### Collected data entries

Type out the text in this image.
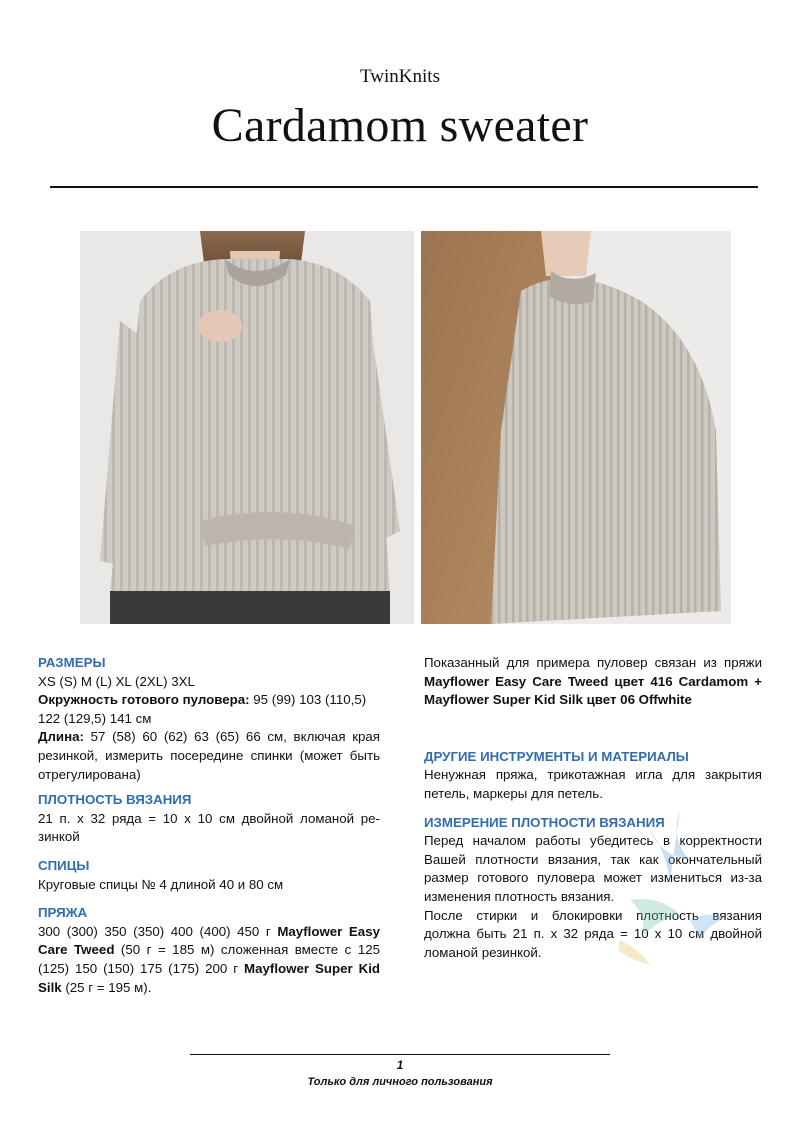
TwinKnits
Cardamom sweater

РАЗМЕРЫ

XS (S) M (L) XL (2XL) 3XL

Окружность готового пуловера: 95 (99) 103 (110,5)
122 (129,5) 141 см

Длина: 57 (58) 60 (62) 63 (65) 66 см, включая края резинкой, измерить посередине спинки (может быть отрегулирована)

ПЛОТНОСТЬ ВЯЗАНИЯ

21 п. х 32 ряда = 10 х 10 см двойной ломаной ре-зинкой

СПИЦЫ

Круговые спицы № 4 длиной 40 и 80 см

ПРЯЖА

300 (300) 350 (350) 400 (400) 450 г Mayflower Easy Care Tweed (50 г = 185 м) сложенная вместе с 125 (125) 150 (150) 175 (175) 200 г Mayflower Super Kid Silk (25 г = 195 м).

Показанный для примера пуловер связан из пряжи Mayflower Easy Care Tweed цвет 416 Cardamom + Mayflower Super Kid Silk цвет 06 Offwhite

ДРУГИЕ ИНСТРУМЕНТЫ И МАТЕРИАЛЫ

Ненужная пряжа, трикотажная игла для закрытия петель, маркеры для петель.

ИЗМЕРЕНИЕ ПЛОТНОСТИ ВЯЗАНИЯ

Перед началом работы убедитесь в корректности Вашей плотности вязания, так как окончательный размер готового пуловера может измениться из-за изменения плотность вязания.

После стирки и блокировки плотность вязания должна быть 21 п. х 32 ряда = 10 х 10 см двойной ломаной резинкой.

1
Только для личного пользования
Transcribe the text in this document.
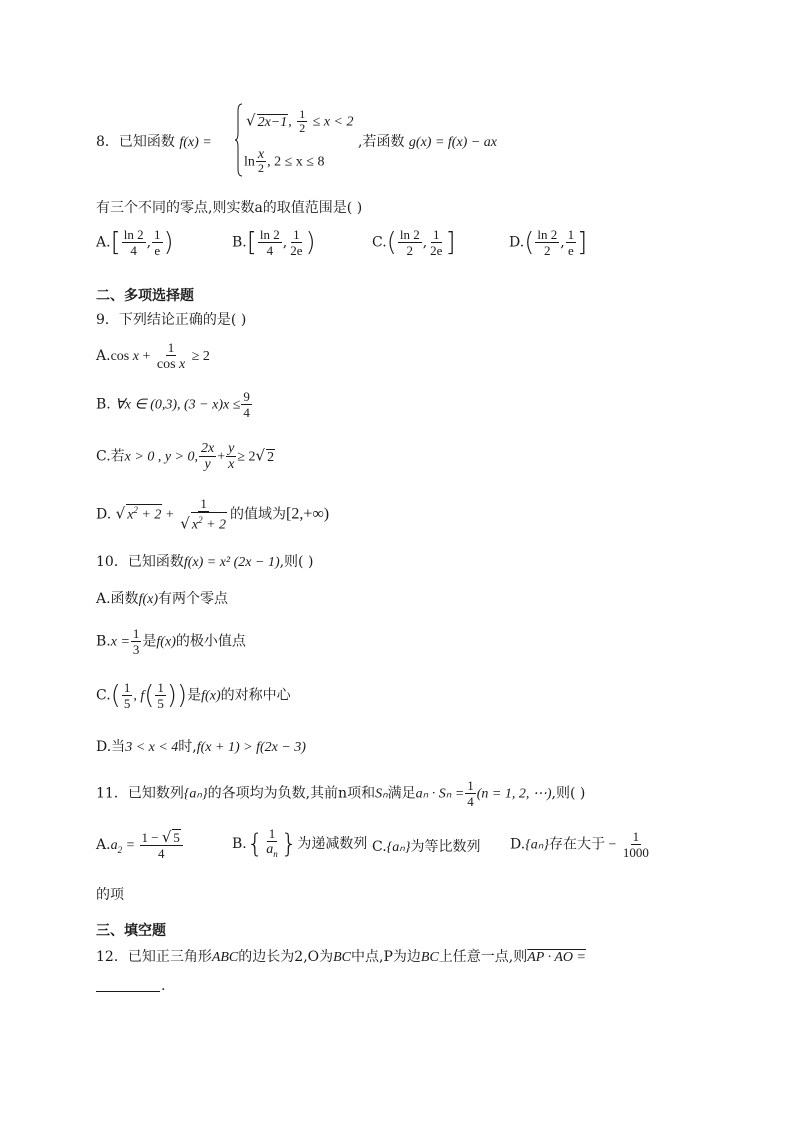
8．已知函数 f(x) =
√ 2x−1, $\frac{1}{2} \le x < 2$
$\ln \frac{x}{2}$ , 2 ≤ x ≤ 8
,若函数 g(x) = f(x) − ax
有三个不同的零点,则实数a的取值范围是( )
$A.[ \frac{\ln 2}{4}$ , $\frac{1}{e}$ )	$B.[ \frac{\ln 2}{4}$ , $\frac{1}{2e}$ )	$C.( \frac{\ln 2}{2}$ , $\frac{1}{2e}$ ]	$D.( \frac{\ln 2}{2}$ , $\frac{1}{e}$ ]
二、多项选择题
9．下列结论正确的是( )
A.cos $x + \frac{1}{\text{cos x}} \ge 2$
B. ∀x ∈ (0,3), $(3 - x)x \le \frac{9}{4}$
C.若x > 0 , y > 0, $\frac{2x}{y} + \frac{y}{x} \ge 2√$ 2
D. √ $x^2 + 2 + \frac{1}{√ x^2 + 2}$ 的值域为[2,+∞)
10．已知函数f(x) = x² (2x − 1),则( )
A.函数f(x)有两个零点
$B.x = \frac{1}{3}$ 是f(x)的极小值点
$C.( \frac{1}{5}$ , $f( \frac{1}{5}$ ))是f(x)的对称中心
D.当3 < x < 4时,f(x + 1) > f(2x − 3)
11．已知数列{aₙ}的各项均为负数,其前n项和Sₙ满足$a_n \cdot S_n = \frac{1}{4} (n = 1$, 2, ⋯),则( )
$A.a_2 = \frac{1 - √ 5}{4}$	$B.\{ \frac{1}{a_n}$ }为递减数列 C.{aₙ}为等比数列 D.{aₙ}存在大于 − $\frac{1}{1000}$
的项
三、填空题
12．已知正三角形ABC的边长为2,O为BC中点,P为边BC上任意一点,则AP · AO =
.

### Short task
Starting at the line with "Transcribe the text in this document.", output each line through the final one of the listing above, and nothing else. Pictures are to be left out.

### The output
Transcribe the text in this document.
8．已知函数 f(x) =
√ 2x−1, $\frac{1}{2} \le x < 2$
$\ln \frac{x}{2}$ , 2 ≤ x ≤ 8
,若函数 g(x) = f(x) − ax
有三个不同的零点,则实数a的取值范围是( )
$A.[ \frac{\ln 2}{4}$ , $\frac{1}{e}$ )	$B.[ \frac{\ln 2}{4}$ , $\frac{1}{2e}$ )	$C.( \frac{\ln 2}{2}$ , $\frac{1}{2e}$ ]	$D.( \frac{\ln 2}{2}$ , $\frac{1}{e}$ ]
二、多项选择题
9．下列结论正确的是( )
A.cos $x + \frac{1}{\text{cos x}} \ge 2$
B. ∀x ∈ (0,3), $(3 - x)x \le \frac{9}{4}$
C.若x > 0 , y > 0, $\frac{2x}{y} + \frac{y}{x} \ge 2√$ 2
D. √ $x^2 + 2 + \frac{1}{√ x^2 + 2}$ 的值域为[2,+∞)
10．已知函数f(x) = x² (2x − 1),则( )
A.函数f(x)有两个零点
$B.x = \frac{1}{3}$ 是f(x)的极小值点
$C.( \frac{1}{5}$ , $f( \frac{1}{5}$ ))是f(x)的对称中心
D.当3 < x < 4时,f(x + 1) > f(2x − 3)
11．已知数列{aₙ}的各项均为负数,其前n项和Sₙ满足$a_n \cdot S_n = \frac{1}{4} (n = 1$, 2, ⋯),则( )
$A.a_2 = \frac{1 - √ 5}{4}$	$B.\{ \frac{1}{a_n}$ }为递减数列 C.{aₙ}为等比数列 D.{aₙ}存在大于 − $\frac{1}{1000}$
的项
三、填空题
12．已知正三角形ABC的边长为2,O为BC中点,P为边BC上任意一点,则AP · AO =
.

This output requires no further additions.